### TASK STATEMENT
Select every line below containing the word "xlabel".
#### DATA EXCERPTS
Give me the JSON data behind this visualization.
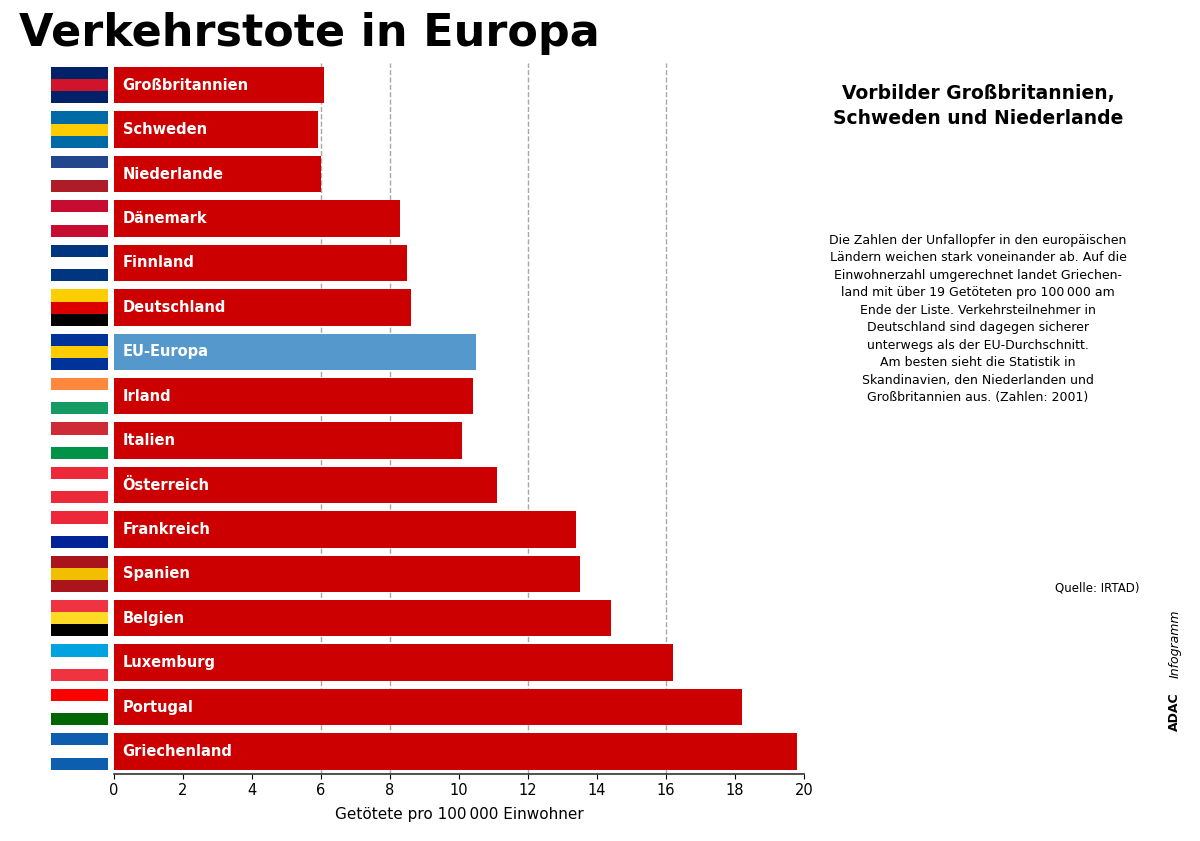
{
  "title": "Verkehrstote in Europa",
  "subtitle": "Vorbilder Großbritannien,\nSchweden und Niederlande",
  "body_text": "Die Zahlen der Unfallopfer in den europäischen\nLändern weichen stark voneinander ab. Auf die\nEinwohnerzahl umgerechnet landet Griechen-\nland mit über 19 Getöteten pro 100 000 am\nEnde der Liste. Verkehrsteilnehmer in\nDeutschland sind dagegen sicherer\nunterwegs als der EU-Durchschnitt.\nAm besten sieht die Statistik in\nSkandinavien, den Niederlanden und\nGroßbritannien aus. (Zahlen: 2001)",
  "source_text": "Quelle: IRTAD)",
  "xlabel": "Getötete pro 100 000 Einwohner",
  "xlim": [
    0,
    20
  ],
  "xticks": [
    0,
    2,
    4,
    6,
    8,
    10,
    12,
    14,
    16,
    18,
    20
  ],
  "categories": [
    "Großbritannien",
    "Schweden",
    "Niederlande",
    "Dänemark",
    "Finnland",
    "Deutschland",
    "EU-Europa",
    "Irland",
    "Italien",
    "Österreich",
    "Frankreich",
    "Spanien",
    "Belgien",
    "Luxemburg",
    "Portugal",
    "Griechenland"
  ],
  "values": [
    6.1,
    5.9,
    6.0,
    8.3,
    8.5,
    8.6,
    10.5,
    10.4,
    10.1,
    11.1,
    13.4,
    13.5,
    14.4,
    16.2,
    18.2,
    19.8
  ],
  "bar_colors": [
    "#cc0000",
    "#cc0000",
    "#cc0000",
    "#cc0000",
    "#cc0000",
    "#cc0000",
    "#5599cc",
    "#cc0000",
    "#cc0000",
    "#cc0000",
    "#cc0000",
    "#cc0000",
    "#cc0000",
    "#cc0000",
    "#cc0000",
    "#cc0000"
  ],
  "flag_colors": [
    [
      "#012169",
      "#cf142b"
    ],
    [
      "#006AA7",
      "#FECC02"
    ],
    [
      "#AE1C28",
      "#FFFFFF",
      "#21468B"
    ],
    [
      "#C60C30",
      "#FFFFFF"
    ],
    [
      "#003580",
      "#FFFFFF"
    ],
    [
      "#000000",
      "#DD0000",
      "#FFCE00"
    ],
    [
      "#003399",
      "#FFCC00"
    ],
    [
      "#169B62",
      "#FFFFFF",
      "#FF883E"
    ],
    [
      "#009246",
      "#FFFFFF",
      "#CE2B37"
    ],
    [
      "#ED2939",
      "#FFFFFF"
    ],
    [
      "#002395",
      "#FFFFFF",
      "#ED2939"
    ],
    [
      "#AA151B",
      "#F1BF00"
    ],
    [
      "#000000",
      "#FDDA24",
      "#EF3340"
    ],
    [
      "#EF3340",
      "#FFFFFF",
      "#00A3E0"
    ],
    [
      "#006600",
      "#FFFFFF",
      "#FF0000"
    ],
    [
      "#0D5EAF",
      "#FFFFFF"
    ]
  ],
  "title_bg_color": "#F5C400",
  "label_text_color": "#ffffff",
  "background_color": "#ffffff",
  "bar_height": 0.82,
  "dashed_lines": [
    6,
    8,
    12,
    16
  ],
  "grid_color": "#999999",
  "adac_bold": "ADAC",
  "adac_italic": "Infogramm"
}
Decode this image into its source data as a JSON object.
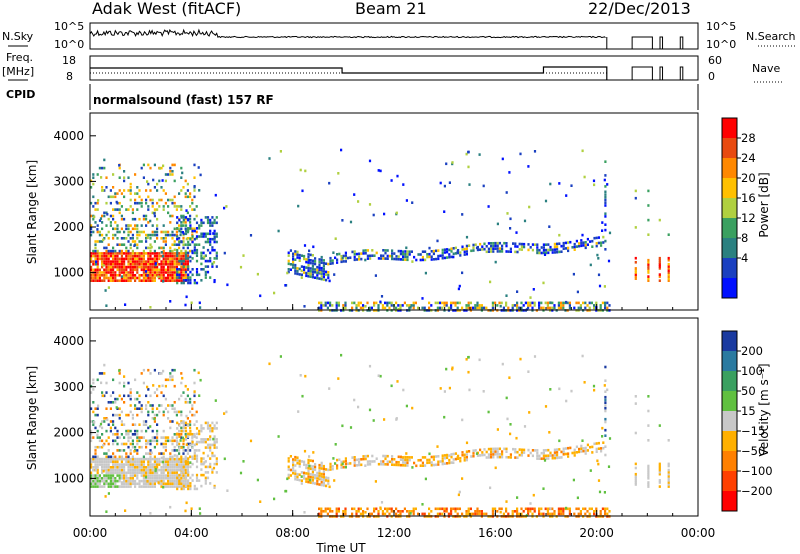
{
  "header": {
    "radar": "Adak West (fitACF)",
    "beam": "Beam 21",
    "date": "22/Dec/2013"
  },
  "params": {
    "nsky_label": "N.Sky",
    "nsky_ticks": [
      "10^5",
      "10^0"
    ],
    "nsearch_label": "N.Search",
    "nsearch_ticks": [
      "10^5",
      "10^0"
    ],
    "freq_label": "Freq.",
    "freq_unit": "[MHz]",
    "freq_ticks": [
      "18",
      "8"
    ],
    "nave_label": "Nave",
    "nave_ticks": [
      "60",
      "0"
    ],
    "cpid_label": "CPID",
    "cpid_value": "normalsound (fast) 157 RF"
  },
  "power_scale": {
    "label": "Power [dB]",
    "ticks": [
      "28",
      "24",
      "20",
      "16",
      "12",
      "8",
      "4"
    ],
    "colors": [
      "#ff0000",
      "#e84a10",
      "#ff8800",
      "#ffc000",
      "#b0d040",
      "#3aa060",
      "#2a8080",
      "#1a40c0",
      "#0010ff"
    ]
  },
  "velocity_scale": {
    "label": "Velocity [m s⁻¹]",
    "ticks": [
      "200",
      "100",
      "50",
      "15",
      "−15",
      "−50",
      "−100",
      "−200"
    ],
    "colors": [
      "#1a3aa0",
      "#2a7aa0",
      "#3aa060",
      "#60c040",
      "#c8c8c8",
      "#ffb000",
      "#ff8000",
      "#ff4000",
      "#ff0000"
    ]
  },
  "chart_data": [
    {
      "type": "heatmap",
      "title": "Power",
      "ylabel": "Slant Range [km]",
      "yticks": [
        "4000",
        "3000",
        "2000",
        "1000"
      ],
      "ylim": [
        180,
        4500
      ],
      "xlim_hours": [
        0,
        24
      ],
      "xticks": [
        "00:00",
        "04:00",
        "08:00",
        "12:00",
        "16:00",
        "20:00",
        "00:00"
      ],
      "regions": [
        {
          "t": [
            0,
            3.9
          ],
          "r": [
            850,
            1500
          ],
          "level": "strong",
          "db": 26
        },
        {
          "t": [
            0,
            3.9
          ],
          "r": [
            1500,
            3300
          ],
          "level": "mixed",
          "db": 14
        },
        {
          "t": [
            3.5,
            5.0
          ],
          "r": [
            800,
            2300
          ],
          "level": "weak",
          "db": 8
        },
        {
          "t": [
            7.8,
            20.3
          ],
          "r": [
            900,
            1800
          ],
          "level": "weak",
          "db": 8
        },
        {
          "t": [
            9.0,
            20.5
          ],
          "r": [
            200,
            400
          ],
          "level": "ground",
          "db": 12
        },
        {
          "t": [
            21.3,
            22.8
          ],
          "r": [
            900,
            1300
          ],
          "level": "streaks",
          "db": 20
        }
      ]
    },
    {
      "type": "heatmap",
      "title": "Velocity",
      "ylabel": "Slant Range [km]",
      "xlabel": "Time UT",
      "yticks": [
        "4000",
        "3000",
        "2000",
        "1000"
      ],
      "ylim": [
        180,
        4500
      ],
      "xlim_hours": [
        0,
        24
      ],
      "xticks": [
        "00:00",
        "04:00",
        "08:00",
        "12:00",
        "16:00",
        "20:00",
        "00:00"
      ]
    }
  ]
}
########
### FINISHED EXERCISE
  "xlabel": "Getötete pro 100 000 Einwohner",
      "xlabel": "Time UT",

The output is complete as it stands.